WHAT YOU HAVE TO DO: Give the material again in full, matching it exactly.

DATA ROWS:
------
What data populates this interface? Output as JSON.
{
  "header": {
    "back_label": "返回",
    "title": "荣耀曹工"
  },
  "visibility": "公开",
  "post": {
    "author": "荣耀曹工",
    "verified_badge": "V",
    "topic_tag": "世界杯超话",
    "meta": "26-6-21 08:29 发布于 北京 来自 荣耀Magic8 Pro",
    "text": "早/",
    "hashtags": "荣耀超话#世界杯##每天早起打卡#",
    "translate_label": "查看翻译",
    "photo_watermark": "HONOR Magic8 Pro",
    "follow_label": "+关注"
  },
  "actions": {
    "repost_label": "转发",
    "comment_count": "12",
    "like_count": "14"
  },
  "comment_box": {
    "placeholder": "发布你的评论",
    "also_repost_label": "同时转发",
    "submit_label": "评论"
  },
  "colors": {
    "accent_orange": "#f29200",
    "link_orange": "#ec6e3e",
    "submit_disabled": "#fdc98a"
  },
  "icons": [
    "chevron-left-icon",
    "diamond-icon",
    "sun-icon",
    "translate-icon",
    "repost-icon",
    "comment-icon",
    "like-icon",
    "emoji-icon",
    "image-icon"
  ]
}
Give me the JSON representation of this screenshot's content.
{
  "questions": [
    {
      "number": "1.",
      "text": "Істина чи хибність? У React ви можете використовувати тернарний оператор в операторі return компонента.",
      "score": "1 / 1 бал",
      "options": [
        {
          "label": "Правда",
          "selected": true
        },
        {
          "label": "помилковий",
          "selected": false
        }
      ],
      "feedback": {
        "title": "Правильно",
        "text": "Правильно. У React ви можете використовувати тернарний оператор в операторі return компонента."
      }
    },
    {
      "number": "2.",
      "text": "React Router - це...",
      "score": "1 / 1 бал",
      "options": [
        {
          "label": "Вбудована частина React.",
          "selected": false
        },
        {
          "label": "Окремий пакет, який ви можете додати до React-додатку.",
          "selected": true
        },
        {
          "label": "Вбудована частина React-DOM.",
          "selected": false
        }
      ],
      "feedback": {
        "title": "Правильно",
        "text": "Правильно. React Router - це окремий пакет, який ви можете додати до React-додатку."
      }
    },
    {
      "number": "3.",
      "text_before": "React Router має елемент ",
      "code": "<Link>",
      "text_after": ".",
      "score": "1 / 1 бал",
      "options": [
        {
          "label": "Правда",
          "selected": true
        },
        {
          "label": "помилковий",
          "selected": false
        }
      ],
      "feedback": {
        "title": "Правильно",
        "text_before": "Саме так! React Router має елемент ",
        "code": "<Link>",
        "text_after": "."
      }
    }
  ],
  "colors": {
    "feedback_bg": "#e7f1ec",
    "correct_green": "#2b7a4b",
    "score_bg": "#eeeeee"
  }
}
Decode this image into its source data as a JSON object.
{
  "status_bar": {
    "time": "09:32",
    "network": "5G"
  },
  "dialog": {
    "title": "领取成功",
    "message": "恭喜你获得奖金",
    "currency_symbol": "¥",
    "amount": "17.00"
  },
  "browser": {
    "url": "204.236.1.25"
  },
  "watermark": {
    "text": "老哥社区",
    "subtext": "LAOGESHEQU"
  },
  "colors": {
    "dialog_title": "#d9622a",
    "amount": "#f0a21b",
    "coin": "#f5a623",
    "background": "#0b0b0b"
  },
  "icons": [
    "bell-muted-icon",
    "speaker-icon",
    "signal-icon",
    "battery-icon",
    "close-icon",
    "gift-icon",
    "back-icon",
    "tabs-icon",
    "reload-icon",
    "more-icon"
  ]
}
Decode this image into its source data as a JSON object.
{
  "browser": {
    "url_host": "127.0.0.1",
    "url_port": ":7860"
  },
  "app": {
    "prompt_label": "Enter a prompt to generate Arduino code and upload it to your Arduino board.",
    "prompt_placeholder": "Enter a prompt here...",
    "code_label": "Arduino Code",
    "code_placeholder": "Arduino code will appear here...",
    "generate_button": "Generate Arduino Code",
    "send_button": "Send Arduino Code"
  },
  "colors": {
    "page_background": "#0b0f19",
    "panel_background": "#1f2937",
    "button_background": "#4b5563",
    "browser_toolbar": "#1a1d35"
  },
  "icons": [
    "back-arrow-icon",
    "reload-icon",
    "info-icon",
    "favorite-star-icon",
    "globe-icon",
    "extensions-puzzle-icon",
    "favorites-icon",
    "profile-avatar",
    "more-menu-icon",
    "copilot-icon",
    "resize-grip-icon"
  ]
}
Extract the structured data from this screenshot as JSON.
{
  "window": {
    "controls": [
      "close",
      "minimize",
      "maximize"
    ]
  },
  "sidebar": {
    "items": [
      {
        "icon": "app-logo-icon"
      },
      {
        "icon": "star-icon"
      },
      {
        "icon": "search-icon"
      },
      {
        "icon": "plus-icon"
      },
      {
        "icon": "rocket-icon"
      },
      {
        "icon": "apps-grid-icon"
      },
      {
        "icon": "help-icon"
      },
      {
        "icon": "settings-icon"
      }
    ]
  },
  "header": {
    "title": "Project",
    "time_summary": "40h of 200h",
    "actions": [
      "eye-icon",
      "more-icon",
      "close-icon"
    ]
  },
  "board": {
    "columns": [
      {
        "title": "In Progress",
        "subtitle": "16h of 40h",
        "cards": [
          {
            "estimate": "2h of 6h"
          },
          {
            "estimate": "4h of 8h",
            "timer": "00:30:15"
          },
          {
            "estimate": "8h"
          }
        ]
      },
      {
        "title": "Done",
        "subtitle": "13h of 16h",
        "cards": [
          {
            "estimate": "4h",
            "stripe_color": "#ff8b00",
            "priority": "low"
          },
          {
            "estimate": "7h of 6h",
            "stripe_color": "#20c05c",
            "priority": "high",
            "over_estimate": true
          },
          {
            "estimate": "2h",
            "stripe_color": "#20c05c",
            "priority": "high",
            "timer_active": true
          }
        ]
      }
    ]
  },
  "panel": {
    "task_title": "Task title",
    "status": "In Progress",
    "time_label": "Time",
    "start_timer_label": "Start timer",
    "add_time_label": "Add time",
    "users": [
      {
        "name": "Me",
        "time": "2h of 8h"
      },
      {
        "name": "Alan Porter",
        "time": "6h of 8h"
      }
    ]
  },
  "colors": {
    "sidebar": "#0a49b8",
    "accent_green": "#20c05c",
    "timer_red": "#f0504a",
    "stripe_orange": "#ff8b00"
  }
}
------
WRITTEN RESPONSE:
What data populates this interface? Output as JSON.
{
  "header": {
    "back_label": "返回",
    "title": "荣耀曹工"
  },
  "visibility": "公开",
  "post": {
    "author": "荣耀曹工",
    "verified_badge": "V",
    "topic_tag": "世界杯超话",
    "meta": "26-6-21 08:29 发布于 北京 来自 荣耀Magic8 Pro",
    "text": "早/",
    "hashtags": "荣耀超话#世界杯##每天早起打卡#",
    "translate_label": "查看翻译",
    "photo_watermark": "HONOR Magic8 Pro",
    "follow_label": "+关注"
  },
  "actions": {
    "repost_label": "转发",
    "comment_count": "12",
    "like_count": "14"
  },
  "comment_box": {
    "placeholder": "发布你的评论",
    "also_repost_label": "同时转发",
    "submit_label": "评论"
  },
  "colors": {
    "accent_orange": "#f29200",
    "link_orange": "#ec6e3e",
    "submit_disabled": "#fdc98a"
  },
  "icons": [
    "chevron-left-icon",
    "diamond-icon",
    "sun-icon",
    "translate-icon",
    "repost-icon",
    "comment-icon",
    "like-icon",
    "emoji-icon",
    "image-icon"
  ]
}
Give me the JSON representation of this screenshot's content.
{
  "questions": [
    {
      "number": "1.",
      "text": "Істина чи хибність? У React ви можете використовувати тернарний оператор в операторі return компонента.",
      "score": "1 / 1 бал",
      "options": [
        {
          "label": "Правда",
          "selected": true
        },
        {
          "label": "помилковий",
          "selected": false
        }
      ],
      "feedback": {
        "title": "Правильно",
        "text": "Правильно. У React ви можете використовувати тернарний оператор в операторі return компонента."
      }
    },
    {
      "number": "2.",
      "text": "React Router - це...",
      "score": "1 / 1 бал",
      "options": [
        {
          "label": "Вбудована частина React.",
          "selected": false
        },
        {
          "label": "Окремий пакет, який ви можете додати до React-додатку.",
          "selected": true
        },
        {
          "label": "Вбудована частина React-DOM.",
          "selected": false
        }
      ],
      "feedback": {
        "title": "Правильно",
        "text": "Правильно. React Router - це окремий пакет, який ви можете додати до React-додатку."
      }
    },
    {
      "number": "3.",
      "text_before": "React Router має елемент ",
      "code": "<Link>",
      "text_after": ".",
      "score": "1 / 1 бал",
      "options": [
        {
          "label": "Правда",
          "selected": true
        },
        {
          "label": "помилковий",
          "selected": false
        }
      ],
      "feedback": {
        "title": "Правильно",
        "text_before": "Саме так! React Router має елемент ",
        "code": "<Link>",
        "text_after": "."
      }
    }
  ],
  "colors": {
    "feedback_bg": "#e7f1ec",
    "correct_green": "#2b7a4b",
    "score_bg": "#eeeeee"
  }
}
Decode this image into its source data as a JSON object.
{
  "status_bar": {
    "time": "09:32",
    "network": "5G"
  },
  "dialog": {
    "title": "领取成功",
    "message": "恭喜你获得奖金",
    "currency_symbol": "¥",
    "amount": "17.00"
  },
  "browser": {
    "url": "204.236.1.25"
  },
  "watermark": {
    "text": "老哥社区",
    "subtext": "LAOGESHEQU"
  },
  "colors": {
    "dialog_title": "#d9622a",
    "amount": "#f0a21b",
    "coin": "#f5a623",
    "background": "#0b0b0b"
  },
  "icons": [
    "bell-muted-icon",
    "speaker-icon",
    "signal-icon",
    "battery-icon",
    "close-icon",
    "gift-icon",
    "back-icon",
    "tabs-icon",
    "reload-icon",
    "more-icon"
  ]
}
Decode this image into its source data as a JSON object.
{
  "browser": {
    "url_host": "127.0.0.1",
    "url_port": ":7860"
  },
  "app": {
    "prompt_label": "Enter a prompt to generate Arduino code and upload it to your Arduino board.",
    "prompt_placeholder": "Enter a prompt here...",
    "code_label": "Arduino Code",
    "code_placeholder": "Arduino code will appear here...",
    "generate_button": "Generate Arduino Code",
    "send_button": "Send Arduino Code"
  },
  "colors": {
    "page_background": "#0b0f19",
    "panel_background": "#1f2937",
    "button_background": "#4b5563",
    "browser_toolbar": "#1a1d35"
  },
  "icons": [
    "back-arrow-icon",
    "reload-icon",
    "info-icon",
    "favorite-star-icon",
    "globe-icon",
    "extensions-puzzle-icon",
    "favorites-icon",
    "profile-avatar",
    "more-menu-icon",
    "copilot-icon",
    "resize-grip-icon"
  ]
}
Extract the structured data from this screenshot as JSON.
{
  "window": {
    "controls": [
      "close",
      "minimize",
      "maximize"
    ]
  },
  "sidebar": {
    "items": [
      {
        "icon": "app-logo-icon"
      },
      {
        "icon": "star-icon"
      },
      {
        "icon": "search-icon"
      },
      {
        "icon": "plus-icon"
      },
      {
        "icon": "rocket-icon"
      },
      {
        "icon": "apps-grid-icon"
      },
      {
        "icon": "help-icon"
      },
      {
        "icon": "settings-icon"
      }
    ]
  },
  "header": {
    "title": "Project",
    "time_summary": "40h of 200h",
    "actions": [
      "eye-icon",
      "more-icon",
      "close-icon"
    ]
  },
  "board": {
    "columns": [
      {
        "title": "In Progress",
        "subtitle": "16h of 40h",
        "cards": [
          {
            "estimate": "2h of 6h"
          },
          {
            "estimate": "4h of 8h",
            "timer": "00:30:15"
          },
          {
            "estimate": "8h"
          }
        ]
      },
      {
        "title": "Done",
        "subtitle": "13h of 16h",
        "cards": [
          {
            "estimate": "4h",
            "stripe_color": "#ff8b00",
            "priority": "low"
          },
          {
            "estimate": "7h of 6h",
            "stripe_color": "#20c05c",
            "priority": "high",
            "over_estimate": true
          },
          {
            "estimate": "2h",
            "stripe_color": "#20c05c",
            "priority": "high",
            "timer_active": true
          }
        ]
      }
    ]
  },
  "panel": {
    "task_title": "Task title",
    "status": "In Progress",
    "time_label": "Time",
    "start_timer_label": "Start timer",
    "add_time_label": "Add time",
    "users": [
      {
        "name": "Me",
        "time": "2h of 8h"
      },
      {
        "name": "Alan Porter",
        "time": "6h of 8h"
      }
    ]
  },
  "colors": {
    "sidebar": "#0a49b8",
    "accent_green": "#20c05c",
    "timer_red": "#f0504a",
    "stripe_orange": "#ff8b00"
  }
}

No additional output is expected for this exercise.